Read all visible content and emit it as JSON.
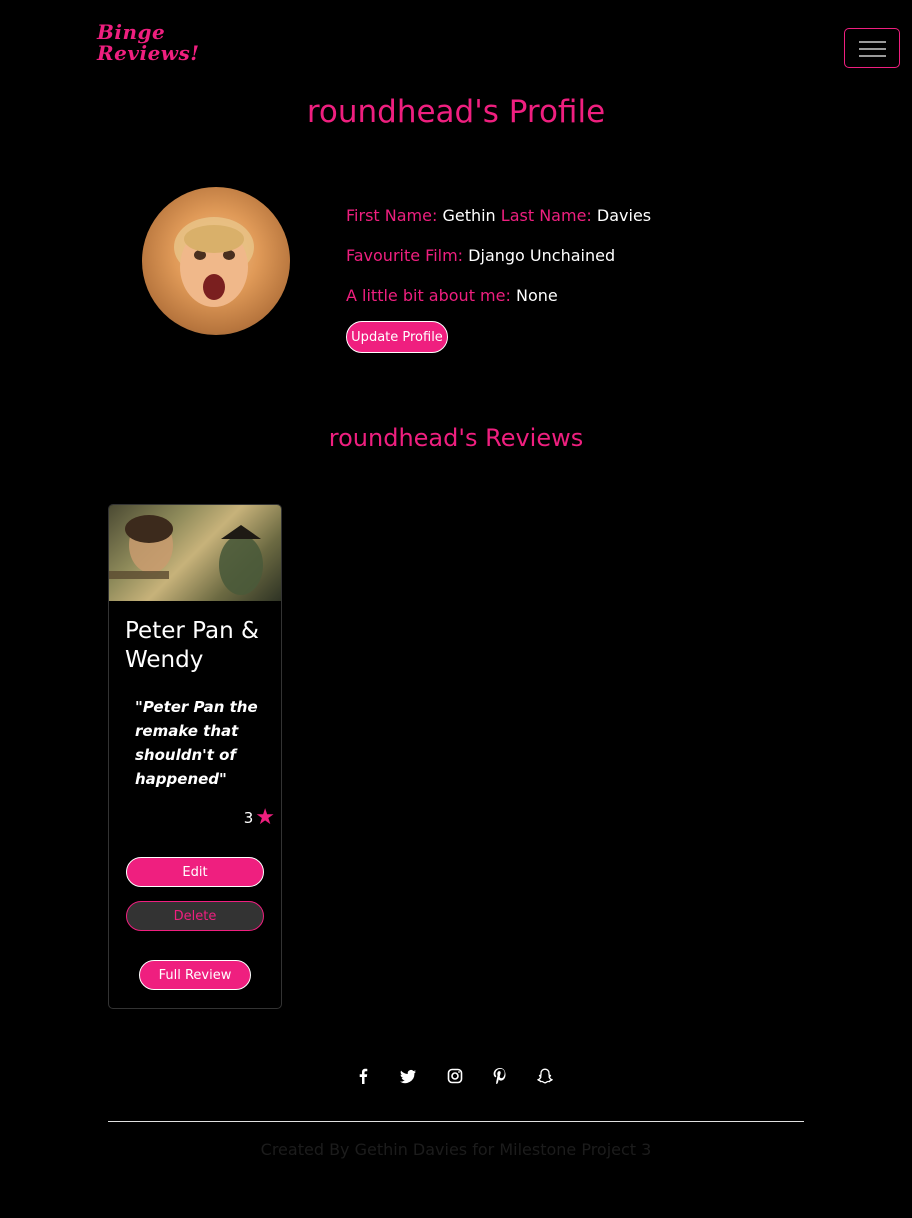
{
  "navbar": {
    "logo_line1": "Binge",
    "logo_line2": "Reviews!",
    "menu_icon": "hamburger-icon"
  },
  "profile": {
    "title": "roundhead's Profile",
    "first_name_label": "First Name:",
    "first_name": "Gethin",
    "last_name_label": "Last Name:",
    "last_name": "Davies",
    "favourite_film_label": "Favourite Film:",
    "favourite_film": "Django Unchained",
    "about_label": "A little bit about me:",
    "about": "None",
    "update_button": "Update Profile"
  },
  "reviews": {
    "title": "roundhead's Reviews",
    "cards": [
      {
        "title": "Peter Pan & Wendy",
        "quote": "\"Peter Pan the remake that shouldn't of happened\"",
        "rating": "3",
        "edit_label": "Edit",
        "delete_label": "Delete",
        "full_review_label": "Full Review"
      }
    ]
  },
  "footer": {
    "social_icons": [
      "facebook-icon",
      "twitter-icon",
      "instagram-icon",
      "pinterest-icon",
      "snapchat-icon"
    ],
    "credits": "Created By Gethin Davies for Milestone Project 3"
  },
  "colors": {
    "accent": "#ef1f7f",
    "background": "#000000",
    "delete_button_bg": "#333333"
  }
}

[PROBLEM DETAILS]: From the entries above, extract every line where the word "title" appears.

[ANSWER TO THIS TASK]:
    "title": "roundhead's Profile",
    "title": "roundhead's Reviews",
        "title": "Peter Pan & Wendy",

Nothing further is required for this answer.